-- Given data start --
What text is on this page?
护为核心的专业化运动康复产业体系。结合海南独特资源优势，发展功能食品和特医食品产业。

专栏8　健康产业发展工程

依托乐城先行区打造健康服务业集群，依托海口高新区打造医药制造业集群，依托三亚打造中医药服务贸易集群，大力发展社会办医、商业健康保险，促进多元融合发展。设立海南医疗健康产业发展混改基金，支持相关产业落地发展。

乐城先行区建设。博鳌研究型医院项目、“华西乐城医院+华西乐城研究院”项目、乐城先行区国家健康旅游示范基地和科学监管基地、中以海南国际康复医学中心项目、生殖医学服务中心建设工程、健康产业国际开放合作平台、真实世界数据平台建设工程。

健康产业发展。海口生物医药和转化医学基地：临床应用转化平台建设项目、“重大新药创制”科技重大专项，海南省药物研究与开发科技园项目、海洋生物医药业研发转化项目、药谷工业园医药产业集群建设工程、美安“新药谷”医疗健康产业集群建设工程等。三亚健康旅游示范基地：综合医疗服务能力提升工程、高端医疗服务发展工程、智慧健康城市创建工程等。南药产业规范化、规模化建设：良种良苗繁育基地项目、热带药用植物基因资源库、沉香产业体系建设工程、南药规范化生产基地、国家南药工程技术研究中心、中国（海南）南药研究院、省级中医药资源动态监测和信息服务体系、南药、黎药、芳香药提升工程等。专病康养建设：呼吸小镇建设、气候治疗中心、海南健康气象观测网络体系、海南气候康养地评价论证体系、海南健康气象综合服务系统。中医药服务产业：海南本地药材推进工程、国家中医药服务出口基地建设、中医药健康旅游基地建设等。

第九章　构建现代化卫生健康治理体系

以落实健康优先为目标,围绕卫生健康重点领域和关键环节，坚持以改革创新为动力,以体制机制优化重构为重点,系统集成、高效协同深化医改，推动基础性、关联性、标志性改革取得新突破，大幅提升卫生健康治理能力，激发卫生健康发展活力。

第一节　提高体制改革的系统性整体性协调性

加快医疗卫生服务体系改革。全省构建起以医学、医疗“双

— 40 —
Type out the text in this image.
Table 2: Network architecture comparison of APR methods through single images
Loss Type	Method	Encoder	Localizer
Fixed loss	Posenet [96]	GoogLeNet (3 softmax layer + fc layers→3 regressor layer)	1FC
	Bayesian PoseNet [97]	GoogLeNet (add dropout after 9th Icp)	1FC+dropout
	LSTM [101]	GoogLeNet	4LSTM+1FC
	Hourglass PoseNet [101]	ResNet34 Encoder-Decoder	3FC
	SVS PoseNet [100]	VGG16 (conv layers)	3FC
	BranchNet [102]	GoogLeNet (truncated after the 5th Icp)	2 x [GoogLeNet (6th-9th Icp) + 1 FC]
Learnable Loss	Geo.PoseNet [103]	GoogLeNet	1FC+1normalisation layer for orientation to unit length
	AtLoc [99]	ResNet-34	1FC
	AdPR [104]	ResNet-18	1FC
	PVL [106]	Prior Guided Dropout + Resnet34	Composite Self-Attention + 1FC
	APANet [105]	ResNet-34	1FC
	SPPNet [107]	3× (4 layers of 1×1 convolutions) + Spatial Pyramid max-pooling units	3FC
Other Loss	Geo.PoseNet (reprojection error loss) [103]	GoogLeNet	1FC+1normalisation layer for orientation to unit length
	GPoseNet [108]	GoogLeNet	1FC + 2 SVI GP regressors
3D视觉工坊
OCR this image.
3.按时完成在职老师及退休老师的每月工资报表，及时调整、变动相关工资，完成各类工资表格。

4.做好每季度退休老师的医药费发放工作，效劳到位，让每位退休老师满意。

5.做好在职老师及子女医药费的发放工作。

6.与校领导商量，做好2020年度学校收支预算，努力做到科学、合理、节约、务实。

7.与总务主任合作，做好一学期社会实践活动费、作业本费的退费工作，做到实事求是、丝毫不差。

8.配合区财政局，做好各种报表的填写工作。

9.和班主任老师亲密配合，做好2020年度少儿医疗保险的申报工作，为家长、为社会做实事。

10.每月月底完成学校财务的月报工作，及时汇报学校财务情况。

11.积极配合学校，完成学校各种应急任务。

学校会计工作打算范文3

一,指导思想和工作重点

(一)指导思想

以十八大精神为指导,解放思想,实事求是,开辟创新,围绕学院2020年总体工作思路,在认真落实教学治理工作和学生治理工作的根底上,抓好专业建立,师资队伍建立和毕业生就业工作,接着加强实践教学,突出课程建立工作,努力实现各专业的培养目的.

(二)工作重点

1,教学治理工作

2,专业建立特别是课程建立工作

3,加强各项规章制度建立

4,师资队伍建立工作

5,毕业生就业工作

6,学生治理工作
-- Given data end --
* **Prompt**
Copy every single line of the material above that holds "Encoder".

* **Exercise result**
Loss Type	Method	Encoder	Localizer
	Hourglass PoseNet [101]	ResNet34 Encoder-Decoder	3FC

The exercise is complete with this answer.